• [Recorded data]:
◇ ◇ ◇ ◇ ◇ ◇ ◇

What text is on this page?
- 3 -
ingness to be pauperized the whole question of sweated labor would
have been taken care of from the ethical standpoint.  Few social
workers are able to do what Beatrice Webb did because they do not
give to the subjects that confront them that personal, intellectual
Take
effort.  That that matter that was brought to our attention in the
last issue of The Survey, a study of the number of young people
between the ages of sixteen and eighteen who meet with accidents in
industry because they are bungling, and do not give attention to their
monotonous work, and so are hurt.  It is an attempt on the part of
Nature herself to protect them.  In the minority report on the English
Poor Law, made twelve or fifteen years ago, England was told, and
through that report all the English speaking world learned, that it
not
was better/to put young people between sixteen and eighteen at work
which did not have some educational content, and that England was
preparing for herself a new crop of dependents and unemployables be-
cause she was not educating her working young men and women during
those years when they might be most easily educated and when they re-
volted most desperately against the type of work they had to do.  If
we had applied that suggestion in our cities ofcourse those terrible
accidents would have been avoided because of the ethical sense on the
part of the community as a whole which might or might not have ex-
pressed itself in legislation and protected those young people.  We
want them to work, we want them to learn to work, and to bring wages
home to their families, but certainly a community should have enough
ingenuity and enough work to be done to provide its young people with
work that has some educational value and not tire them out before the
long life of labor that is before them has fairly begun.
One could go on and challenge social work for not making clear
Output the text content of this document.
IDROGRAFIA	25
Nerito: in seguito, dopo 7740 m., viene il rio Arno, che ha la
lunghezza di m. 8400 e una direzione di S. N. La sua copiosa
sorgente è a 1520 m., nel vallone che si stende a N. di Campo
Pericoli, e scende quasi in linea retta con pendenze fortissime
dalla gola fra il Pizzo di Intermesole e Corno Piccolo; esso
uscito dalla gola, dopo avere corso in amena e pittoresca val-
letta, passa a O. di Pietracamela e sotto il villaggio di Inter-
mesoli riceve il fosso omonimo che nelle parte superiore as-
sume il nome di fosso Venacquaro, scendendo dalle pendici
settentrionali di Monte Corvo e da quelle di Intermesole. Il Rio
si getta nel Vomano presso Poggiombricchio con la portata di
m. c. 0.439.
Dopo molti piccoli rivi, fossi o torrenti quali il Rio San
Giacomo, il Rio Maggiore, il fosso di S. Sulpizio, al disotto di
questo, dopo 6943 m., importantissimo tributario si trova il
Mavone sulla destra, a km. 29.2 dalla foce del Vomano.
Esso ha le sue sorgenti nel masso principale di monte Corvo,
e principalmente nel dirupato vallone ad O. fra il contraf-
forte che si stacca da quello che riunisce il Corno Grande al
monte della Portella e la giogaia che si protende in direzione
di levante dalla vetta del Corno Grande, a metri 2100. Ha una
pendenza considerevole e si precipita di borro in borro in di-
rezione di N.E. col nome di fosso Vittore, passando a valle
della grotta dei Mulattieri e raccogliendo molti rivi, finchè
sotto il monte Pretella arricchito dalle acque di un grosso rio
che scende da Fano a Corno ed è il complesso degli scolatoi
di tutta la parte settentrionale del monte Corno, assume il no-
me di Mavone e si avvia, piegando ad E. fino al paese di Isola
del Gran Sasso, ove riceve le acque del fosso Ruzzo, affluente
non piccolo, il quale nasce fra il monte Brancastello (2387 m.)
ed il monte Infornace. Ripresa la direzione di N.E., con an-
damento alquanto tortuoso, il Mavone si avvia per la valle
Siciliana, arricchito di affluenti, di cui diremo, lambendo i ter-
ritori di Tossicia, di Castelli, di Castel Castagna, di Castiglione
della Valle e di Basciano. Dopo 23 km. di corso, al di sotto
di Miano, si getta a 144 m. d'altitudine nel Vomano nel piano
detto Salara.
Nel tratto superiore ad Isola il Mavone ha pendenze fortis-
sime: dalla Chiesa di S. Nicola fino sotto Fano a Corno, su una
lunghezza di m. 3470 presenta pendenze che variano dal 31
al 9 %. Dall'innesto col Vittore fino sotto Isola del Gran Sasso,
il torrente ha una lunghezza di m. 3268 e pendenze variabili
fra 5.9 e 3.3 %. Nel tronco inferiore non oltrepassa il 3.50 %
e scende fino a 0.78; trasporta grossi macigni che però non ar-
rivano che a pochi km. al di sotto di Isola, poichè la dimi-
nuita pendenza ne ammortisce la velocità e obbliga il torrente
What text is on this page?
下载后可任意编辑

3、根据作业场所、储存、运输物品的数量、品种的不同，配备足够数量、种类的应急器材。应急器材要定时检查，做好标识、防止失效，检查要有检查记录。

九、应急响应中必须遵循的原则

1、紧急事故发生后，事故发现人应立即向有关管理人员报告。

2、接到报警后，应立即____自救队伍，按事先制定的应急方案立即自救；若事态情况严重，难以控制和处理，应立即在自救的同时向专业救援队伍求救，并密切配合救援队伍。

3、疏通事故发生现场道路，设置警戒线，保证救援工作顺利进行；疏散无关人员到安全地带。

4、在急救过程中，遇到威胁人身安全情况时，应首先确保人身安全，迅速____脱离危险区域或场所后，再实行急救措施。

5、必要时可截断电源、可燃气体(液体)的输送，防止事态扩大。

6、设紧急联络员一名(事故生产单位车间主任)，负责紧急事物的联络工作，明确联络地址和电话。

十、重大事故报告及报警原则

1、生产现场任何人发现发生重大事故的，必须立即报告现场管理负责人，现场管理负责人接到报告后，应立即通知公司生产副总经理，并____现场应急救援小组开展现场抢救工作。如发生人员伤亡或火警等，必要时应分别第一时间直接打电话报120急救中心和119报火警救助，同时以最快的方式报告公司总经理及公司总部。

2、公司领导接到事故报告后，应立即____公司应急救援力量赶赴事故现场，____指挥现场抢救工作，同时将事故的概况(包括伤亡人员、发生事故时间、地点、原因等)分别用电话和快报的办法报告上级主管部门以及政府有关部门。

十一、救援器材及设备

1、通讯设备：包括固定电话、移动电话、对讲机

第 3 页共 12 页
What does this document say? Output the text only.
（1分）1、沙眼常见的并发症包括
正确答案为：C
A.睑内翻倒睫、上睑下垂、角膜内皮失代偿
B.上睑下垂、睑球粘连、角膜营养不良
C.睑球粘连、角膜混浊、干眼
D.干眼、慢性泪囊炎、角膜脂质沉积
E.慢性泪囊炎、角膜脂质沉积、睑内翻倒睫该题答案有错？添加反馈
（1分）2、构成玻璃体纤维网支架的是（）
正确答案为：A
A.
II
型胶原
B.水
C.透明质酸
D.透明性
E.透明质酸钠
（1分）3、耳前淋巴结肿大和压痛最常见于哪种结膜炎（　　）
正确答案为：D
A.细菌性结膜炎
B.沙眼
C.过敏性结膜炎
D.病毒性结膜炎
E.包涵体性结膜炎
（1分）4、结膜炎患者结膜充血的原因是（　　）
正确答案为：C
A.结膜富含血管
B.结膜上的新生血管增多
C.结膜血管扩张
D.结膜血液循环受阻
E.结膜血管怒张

◇ ◇ ◇ ◇ ◇ ◇ ◇

• [REQUIRED WORK]: Copy out the whole listing, exactly as written.

• [SOLVED EXERCISE]:
What text is on this page?
- 3 -
ingness to be pauperized the whole question of sweated labor would
have been taken care of from the ethical standpoint.  Few social
workers are able to do what Beatrice Webb did because they do not
give to the subjects that confront them that personal, intellectual
Take
effort.  That that matter that was brought to our attention in the
last issue of The Survey, a study of the number of young people
between the ages of sixteen and eighteen who meet with accidents in
industry because they are bungling, and do not give attention to their
monotonous work, and so are hurt.  It is an attempt on the part of
Nature herself to protect them.  In the minority report on the English
Poor Law, made twelve or fifteen years ago, England was told, and
through that report all the English speaking world learned, that it
not
was better/to put young people between sixteen and eighteen at work
which did not have some educational content, and that England was
preparing for herself a new crop of dependents and unemployables be-
cause she was not educating her working young men and women during
those years when they might be most easily educated and when they re-
volted most desperately against the type of work they had to do.  If
we had applied that suggestion in our cities ofcourse those terrible
accidents would have been avoided because of the ethical sense on the
part of the community as a whole which might or might not have ex-
pressed itself in legislation and protected those young people.  We
want them to work, we want them to learn to work, and to bring wages
home to their families, but certainly a community should have enough
ingenuity and enough work to be done to provide its young people with
work that has some educational value and not tire them out before the
long life of labor that is before them has fairly begun.
One could go on and challenge social work for not making clear
Output the text content of this document.
IDROGRAFIA	25
Nerito: in seguito, dopo 7740 m., viene il rio Arno, che ha la
lunghezza di m. 8400 e una direzione di S. N. La sua copiosa
sorgente è a 1520 m., nel vallone che si stende a N. di Campo
Pericoli, e scende quasi in linea retta con pendenze fortissime
dalla gola fra il Pizzo di Intermesole e Corno Piccolo; esso
uscito dalla gola, dopo avere corso in amena e pittoresca val-
letta, passa a O. di Pietracamela e sotto il villaggio di Inter-
mesoli riceve il fosso omonimo che nelle parte superiore as-
sume il nome di fosso Venacquaro, scendendo dalle pendici
settentrionali di Monte Corvo e da quelle di Intermesole. Il Rio
si getta nel Vomano presso Poggiombricchio con la portata di
m. c. 0.439.
Dopo molti piccoli rivi, fossi o torrenti quali il Rio San
Giacomo, il Rio Maggiore, il fosso di S. Sulpizio, al disotto di
questo, dopo 6943 m., importantissimo tributario si trova il
Mavone sulla destra, a km. 29.2 dalla foce del Vomano.
Esso ha le sue sorgenti nel masso principale di monte Corvo,
e principalmente nel dirupato vallone ad O. fra il contraf-
forte che si stacca da quello che riunisce il Corno Grande al
monte della Portella e la giogaia che si protende in direzione
di levante dalla vetta del Corno Grande, a metri 2100. Ha una
pendenza considerevole e si precipita di borro in borro in di-
rezione di N.E. col nome di fosso Vittore, passando a valle
della grotta dei Mulattieri e raccogliendo molti rivi, finchè
sotto il monte Pretella arricchito dalle acque di un grosso rio
che scende da Fano a Corno ed è il complesso degli scolatoi
di tutta la parte settentrionale del monte Corno, assume il no-
me di Mavone e si avvia, piegando ad E. fino al paese di Isola
del Gran Sasso, ove riceve le acque del fosso Ruzzo, affluente
non piccolo, il quale nasce fra il monte Brancastello (2387 m.)
ed il monte Infornace. Ripresa la direzione di N.E., con an-
damento alquanto tortuoso, il Mavone si avvia per la valle
Siciliana, arricchito di affluenti, di cui diremo, lambendo i ter-
ritori di Tossicia, di Castelli, di Castel Castagna, di Castiglione
della Valle e di Basciano. Dopo 23 km. di corso, al di sotto
di Miano, si getta a 144 m. d'altitudine nel Vomano nel piano
detto Salara.
Nel tratto superiore ad Isola il Mavone ha pendenze fortis-
sime: dalla Chiesa di S. Nicola fino sotto Fano a Corno, su una
lunghezza di m. 3470 presenta pendenze che variano dal 31
al 9 %. Dall'innesto col Vittore fino sotto Isola del Gran Sasso,
il torrente ha una lunghezza di m. 3268 e pendenze variabili
fra 5.9 e 3.3 %. Nel tronco inferiore non oltrepassa il 3.50 %
e scende fino a 0.78; trasporta grossi macigni che però non ar-
rivano che a pochi km. al di sotto di Isola, poichè la dimi-
nuita pendenza ne ammortisce la velocità e obbliga il torrente
What text is on this page?
下载后可任意编辑

3、根据作业场所、储存、运输物品的数量、品种的不同，配备足够数量、种类的应急器材。应急器材要定时检查，做好标识、防止失效，检查要有检查记录。

九、应急响应中必须遵循的原则

1、紧急事故发生后，事故发现人应立即向有关管理人员报告。

2、接到报警后，应立即____自救队伍，按事先制定的应急方案立即自救；若事态情况严重，难以控制和处理，应立即在自救的同时向专业救援队伍求救，并密切配合救援队伍。

3、疏通事故发生现场道路，设置警戒线，保证救援工作顺利进行；疏散无关人员到安全地带。

4、在急救过程中，遇到威胁人身安全情况时，应首先确保人身安全，迅速____脱离危险区域或场所后，再实行急救措施。

5、必要时可截断电源、可燃气体(液体)的输送，防止事态扩大。

6、设紧急联络员一名(事故生产单位车间主任)，负责紧急事物的联络工作，明确联络地址和电话。

十、重大事故报告及报警原则

1、生产现场任何人发现发生重大事故的，必须立即报告现场管理负责人，现场管理负责人接到报告后，应立即通知公司生产副总经理，并____现场应急救援小组开展现场抢救工作。如发生人员伤亡或火警等，必要时应分别第一时间直接打电话报120急救中心和119报火警救助，同时以最快的方式报告公司总经理及公司总部。

2、公司领导接到事故报告后，应立即____公司应急救援力量赶赴事故现场，____指挥现场抢救工作，同时将事故的概况(包括伤亡人员、发生事故时间、地点、原因等)分别用电话和快报的办法报告上级主管部门以及政府有关部门。

十一、救援器材及设备

1、通讯设备：包括固定电话、移动电话、对讲机

第 3 页共 12 页
What does this document say? Output the text only.
（1分）1、沙眼常见的并发症包括
正确答案为：C
A.睑内翻倒睫、上睑下垂、角膜内皮失代偿
B.上睑下垂、睑球粘连、角膜营养不良
C.睑球粘连、角膜混浊、干眼
D.干眼、慢性泪囊炎、角膜脂质沉积
E.慢性泪囊炎、角膜脂质沉积、睑内翻倒睫该题答案有错？添加反馈
（1分）2、构成玻璃体纤维网支架的是（）
正确答案为：A
A.
II
型胶原
B.水
C.透明质酸
D.透明性
E.透明质酸钠
（1分）3、耳前淋巴结肿大和压痛最常见于哪种结膜炎（　　）
正确答案为：D
A.细菌性结膜炎
B.沙眼
C.过敏性结膜炎
D.病毒性结膜炎
E.包涵体性结膜炎
（1分）4、结膜炎患者结膜充血的原因是（　　）
正确答案为：C
A.结膜富含血管
B.结膜上的新生血管增多
C.结膜血管扩张
D.结膜血液循环受阻
E.结膜血管怒张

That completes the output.